* Given request
Copy the records below exactly as they appear.

[Records excerpted from a collection]
[start]
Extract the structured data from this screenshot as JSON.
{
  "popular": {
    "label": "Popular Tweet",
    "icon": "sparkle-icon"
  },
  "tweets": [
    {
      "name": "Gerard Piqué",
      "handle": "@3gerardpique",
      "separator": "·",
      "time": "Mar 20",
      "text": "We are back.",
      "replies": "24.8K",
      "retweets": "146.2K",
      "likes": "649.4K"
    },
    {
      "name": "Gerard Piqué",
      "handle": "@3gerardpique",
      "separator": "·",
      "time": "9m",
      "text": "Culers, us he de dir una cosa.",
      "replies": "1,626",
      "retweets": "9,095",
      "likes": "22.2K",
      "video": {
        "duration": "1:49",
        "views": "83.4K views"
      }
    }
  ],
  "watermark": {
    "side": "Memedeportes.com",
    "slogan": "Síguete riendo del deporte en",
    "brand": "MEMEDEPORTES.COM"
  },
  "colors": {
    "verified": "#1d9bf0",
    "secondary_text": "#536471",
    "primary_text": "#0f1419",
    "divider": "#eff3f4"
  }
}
[end]
* Solved exercise
Extract the structured data from this screenshot as JSON.
{
  "popular": {
    "label": "Popular Tweet",
    "icon": "sparkle-icon"
  },
  "tweets": [
    {
      "name": "Gerard Piqué",
      "handle": "@3gerardpique",
      "separator": "·",
      "time": "Mar 20",
      "text": "We are back.",
      "replies": "24.8K",
      "retweets": "146.2K",
      "likes": "649.4K"
    },
    {
      "name": "Gerard Piqué",
      "handle": "@3gerardpique",
      "separator": "·",
      "time": "9m",
      "text": "Culers, us he de dir una cosa.",
      "replies": "1,626",
      "retweets": "9,095",
      "likes": "22.2K",
      "video": {
        "duration": "1:49",
        "views": "83.4K views"
      }
    }
  ],
  "watermark": {
    "side": "Memedeportes.com",
    "slogan": "Síguete riendo del deporte en",
    "brand": "MEMEDEPORTES.COM"
  },
  "colors": {
    "verified": "#1d9bf0",
    "secondary_text": "#536471",
    "primary_text": "#0f1419",
    "divider": "#eff3f4"
  }
}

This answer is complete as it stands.